** Start of DATASET EXCERPTS **
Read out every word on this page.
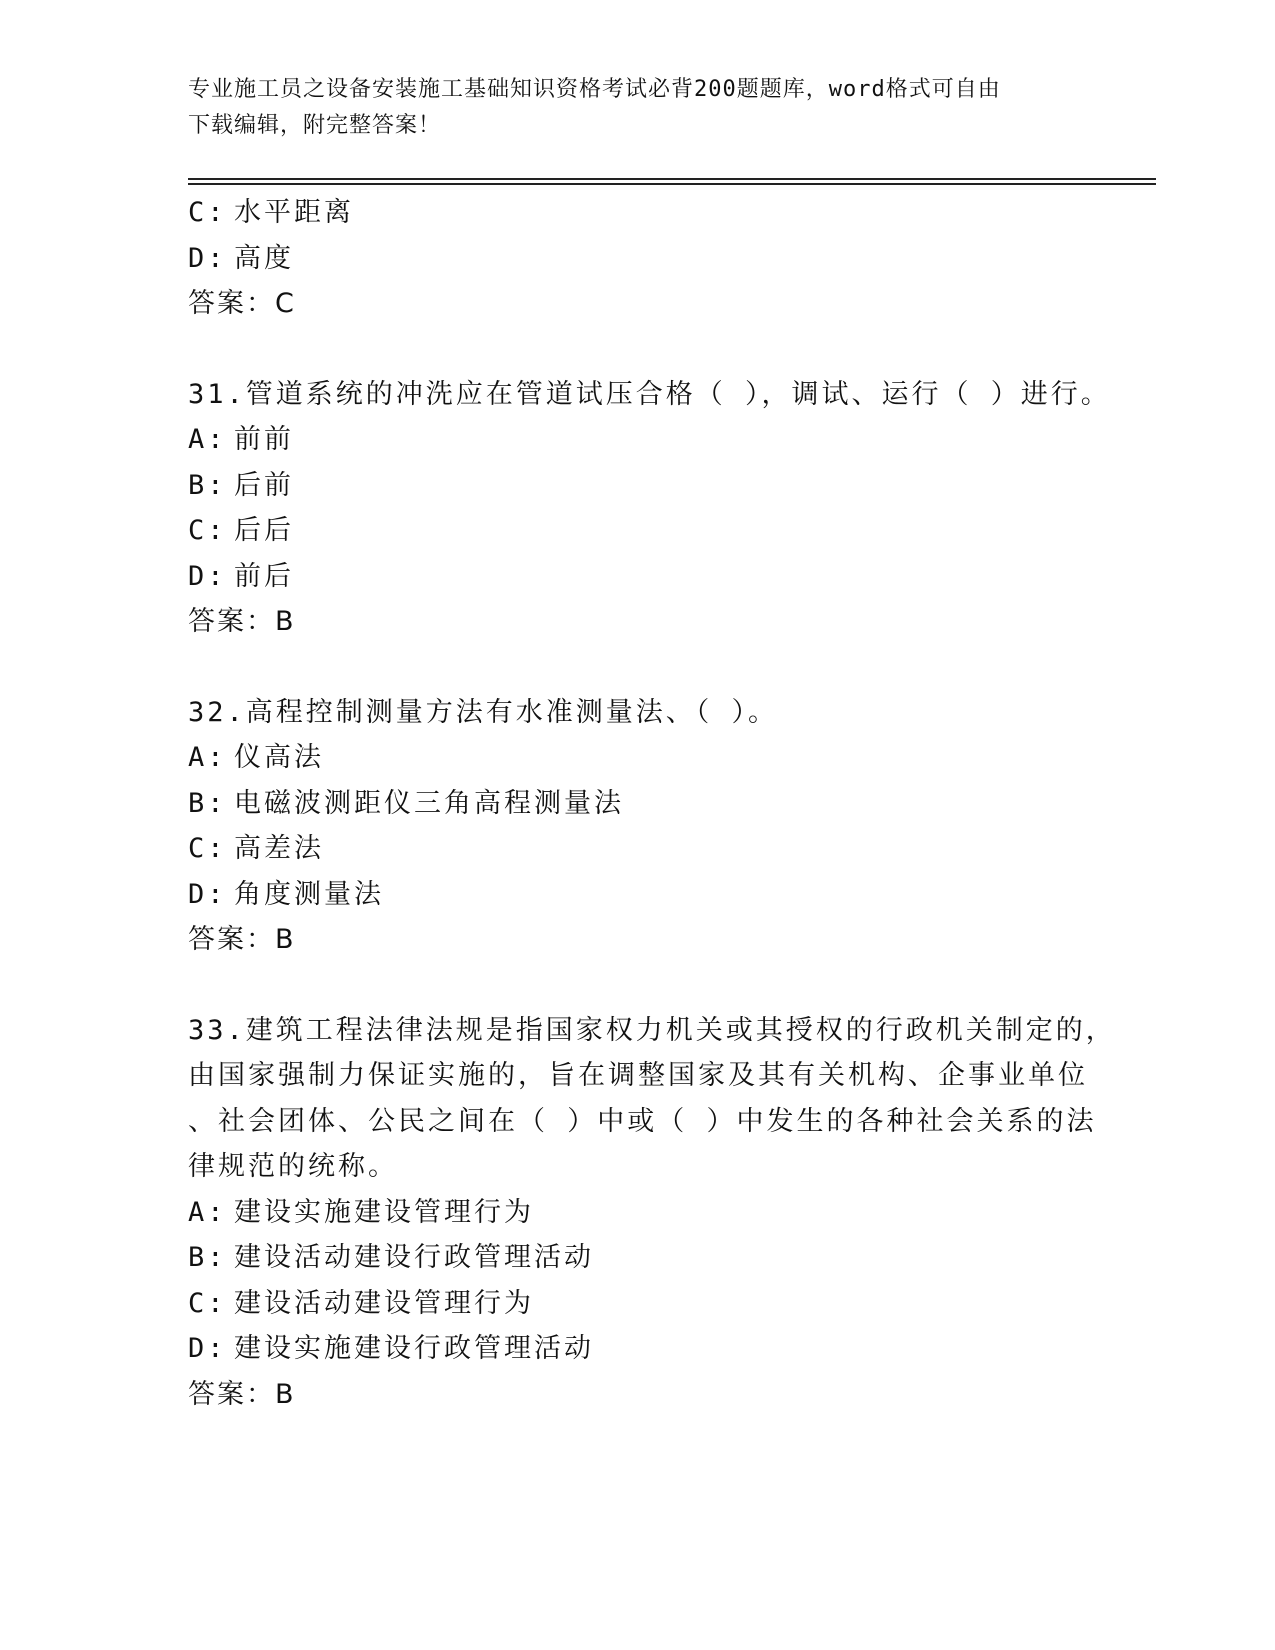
专业施工员之设备安装施工基础知识资格考试必背200题题库，word格式可自由
下载编辑，附完整答案！
C: 水平距离
D: 高度
答案：C
31.管道系统的冲洗应在管道试压合格（ ），调试、运行（ ）进行。
A: 前前
B: 后前
C: 后后
D: 前后
答案：B
32.高程控制测量方法有水准测量法、（ ）。
A: 仪高法
B: 电磁波测距仪三角高程测量法
C: 高差法
D: 角度测量法
答案：B
33.建筑工程法律法规是指国家权力机关或其授权的行政机关制定的，
由国家强制力保证实施的，旨在调整国家及其有关机构、企事业单位
、社会团体、公民之间在（ ）中或（ ）中发生的各种社会关系的法
律规范的统称。
A: 建设实施建设管理行为
B: 建设活动建设行政管理活动
C: 建设活动建设管理行为
D: 建设实施建设行政管理活动
答案：B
** End of DATASET EXCERPTS **
• [INSTRUCTIONS TO FOLLOW]: Reproduce the material above in full, exactly, with no images.

• [OUTPUT OF THE TASK]:
Read out every word on this page.
专业施工员之设备安装施工基础知识资格考试必背200题题库，word格式可自由
下载编辑，附完整答案！
C: 水平距离
D: 高度
答案：C
31.管道系统的冲洗应在管道试压合格（ ），调试、运行（ ）进行。
A: 前前
B: 后前
C: 后后
D: 前后
答案：B
32.高程控制测量方法有水准测量法、（ ）。
A: 仪高法
B: 电磁波测距仪三角高程测量法
C: 高差法
D: 角度测量法
答案：B
33.建筑工程法律法规是指国家权力机关或其授权的行政机关制定的，
由国家强制力保证实施的，旨在调整国家及其有关机构、企事业单位
、社会团体、公民之间在（ ）中或（ ）中发生的各种社会关系的法
律规范的统称。
A: 建设实施建设管理行为
B: 建设活动建设行政管理活动
C: 建设活动建设管理行为
D: 建设实施建设行政管理活动
答案：B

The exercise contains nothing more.